**Yapılacak iş:** Betonarme kirişlerin eğilme davranışı üzerine aşağıdaki metni, hiçbir yerini değiştirmeden baştan sona tekrarla.

**Alıntı metin:**
__________________________________________________
Farklı Geleneksel ve Çelik Lifli Beton Katmanlarına Sahip Betonarme Kirişlerin Eğilme Davranışı

Bu çalışmada, farklı geleneksel ve çelik lifli beton katmanlarına sahip betonarme kirişlerin eğilme davranışı incelenmiştir. Boyutları 180×250×3500 mm olan toplamda 10 kiriş, iki grupa bölünerek dört nokta yüklemesi altında eğilme davranışı değerlendirmesi için test edilmiştir. Tüm kirişlerde çekme bölgesinde 416 donatısı kullanılmıştır. Bu araştırmadaki ana değişken kiriş yüksekliğince oluşturulan katmanlardaki beton tipidir. Kirişin yüksekliği her biri 50 mm olan 5 katmana ayrılmıştır. “F” grubunda bulunan geleneksel beton kullanılan kirişlerde, çelik lifli beton katmanları aşağıdan başlayarak geleneksel beton katmanlarının yerlerine yerleştirilmiştir. Örnek olarak, F15P10 kirişinin yüksekliği boyunca aşağıdan 150 mm’si çelik lifli betondan, yukarıda kalan 100 mm’si ise geleneksel betondan imal edilmiştir. “P” grubunda bulunan çelik lifli beton kullanılan kirişlerde ise, geleneksel beton katmanları aşağıdan başlayarak çelik lifli beton katmanlarının yerlerine yerleştirilmiştir. Örnek olarak, P10F15 kirişinin yüksekliği boyunca aşağıdan 100 mm’si geleneksel betondan, yukarıda kalan 150 mm’si ise çelik lifli betondan imal edilmiştir. Kirişlerin yük-sehim eğrileri elde edilmiş ve bu eğriler azami yük, kullanım rijitliği, tepe sonrası rijitlik ve eğilme tokluğu açısından değerlendirilmiştir. Araştırma sonucunda göre, yeterli sünekliğin çekme bölgesinde bulunan çelik lifli beton katmanı ile sağlanabileceği belirlenmiştir. Bu katmanın, çekme bölgesinde olduğu sürece yüksekliğinin ve yerinin davranışı önemli bir şekilde etkilemediği görülmüştür.
__________________________________________________
**Toplanan malzeme:**
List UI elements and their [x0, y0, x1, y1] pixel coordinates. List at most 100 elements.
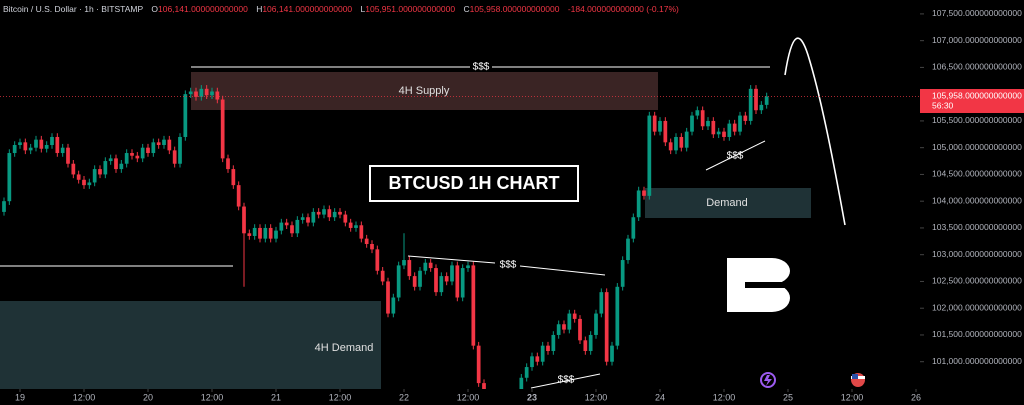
__________________________________________________
**Görevin yanıtı:**
Farklı Geleneksel ve Çelik Lifli Beton Katmanlarına Sahip Betonarme Kirişlerin Eğilme Davranışı

Bu çalışmada, farklı geleneksel ve çelik lifli beton katmanlarına sahip betonarme kirişlerin eğilme davranışı incelenmiştir. Boyutları 180×250×3500 mm olan toplamda 10 kiriş, iki grupa bölünerek dört nokta yüklemesi altında eğilme davranışı değerlendirmesi için test edilmiştir. Tüm kirişlerde çekme bölgesinde 416 donatısı kullanılmıştır. Bu araştırmadaki ana değişken kiriş yüksekliğince oluşturulan katmanlardaki beton tipidir. Kirişin yüksekliği her biri 50 mm olan 5 katmana ayrılmıştır. “F” grubunda bulunan geleneksel beton kullanılan kirişlerde, çelik lifli beton katmanları aşağıdan başlayarak geleneksel beton katmanlarının yerlerine yerleştirilmiştir. Örnek olarak, F15P10 kirişinin yüksekliği boyunca aşağıdan 150 mm’si çelik lifli betondan, yukarıda kalan 100 mm’si ise geleneksel betondan imal edilmiştir. “P” grubunda bulunan çelik lifli beton kullanılan kirişlerde ise, geleneksel beton katmanları aşağıdan başlayarak çelik lifli beton katmanlarının yerlerine yerleştirilmiştir. Örnek olarak, P10F15 kirişinin yüksekliği boyunca aşağıdan 100 mm’si geleneksel betondan, yukarıda kalan 150 mm’si ise çelik lifli betondan imal edilmiştir. Kirişlerin yük-sehim eğrileri elde edilmiş ve bu eğriler azami yük, kullanım rijitliği, tepe sonrası rijitlik ve eğilme tokluğu açısından değerlendirilmiştir. Araştırma sonucunda göre, yeterli sünekliğin çekme bölgesinde bulunan çelik lifli beton katmanı ile sağlanabileceği belirlenmiştir. Bu katmanın, çekme bölgesinde olduğu sürece yüksekliğinin ve yerinin davranışı önemli bir şekilde etkilemediği görülmüştür.